Exercise prompt: Which lines in the records below contain the word "JSON"? Copy each of them.

Dataset entries:
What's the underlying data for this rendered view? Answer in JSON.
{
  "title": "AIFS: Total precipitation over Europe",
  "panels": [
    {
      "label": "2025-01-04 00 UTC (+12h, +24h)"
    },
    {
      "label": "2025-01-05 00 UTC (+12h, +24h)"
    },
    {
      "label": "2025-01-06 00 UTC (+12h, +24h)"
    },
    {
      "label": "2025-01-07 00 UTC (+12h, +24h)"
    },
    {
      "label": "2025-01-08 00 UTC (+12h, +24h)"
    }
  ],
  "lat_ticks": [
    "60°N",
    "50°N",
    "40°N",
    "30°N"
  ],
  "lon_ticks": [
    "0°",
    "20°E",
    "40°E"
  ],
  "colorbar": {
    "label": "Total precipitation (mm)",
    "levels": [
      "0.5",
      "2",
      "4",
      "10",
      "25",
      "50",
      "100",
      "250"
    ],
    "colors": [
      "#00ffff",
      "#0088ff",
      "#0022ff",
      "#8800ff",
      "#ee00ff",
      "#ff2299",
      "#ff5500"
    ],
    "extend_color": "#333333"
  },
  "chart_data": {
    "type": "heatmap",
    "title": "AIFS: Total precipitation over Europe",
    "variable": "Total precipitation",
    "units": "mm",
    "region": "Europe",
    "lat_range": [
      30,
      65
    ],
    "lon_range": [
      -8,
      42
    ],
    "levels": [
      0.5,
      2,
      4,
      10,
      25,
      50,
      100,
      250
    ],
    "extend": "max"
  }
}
* * *
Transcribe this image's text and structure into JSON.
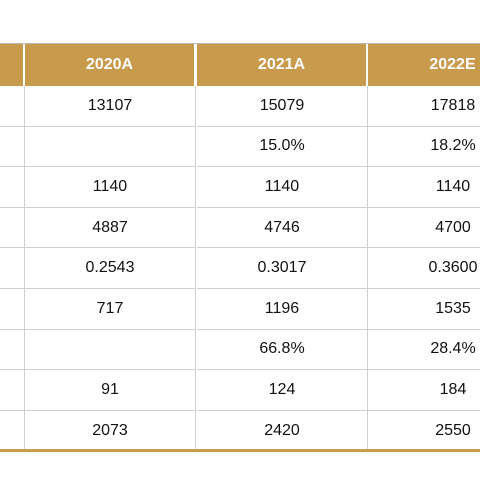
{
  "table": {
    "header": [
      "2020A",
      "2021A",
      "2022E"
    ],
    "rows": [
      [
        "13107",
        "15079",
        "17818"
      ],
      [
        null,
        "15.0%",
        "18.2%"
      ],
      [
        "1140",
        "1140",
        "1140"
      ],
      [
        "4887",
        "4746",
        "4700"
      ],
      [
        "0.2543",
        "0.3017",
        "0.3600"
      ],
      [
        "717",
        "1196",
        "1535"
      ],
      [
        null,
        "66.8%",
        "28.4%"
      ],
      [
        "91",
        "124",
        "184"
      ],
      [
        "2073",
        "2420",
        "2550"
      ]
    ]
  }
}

Answer to this exercise:
What's the underlying data for this rendered view? Answer in JSON.
Transcribe this image's text and structure into JSON.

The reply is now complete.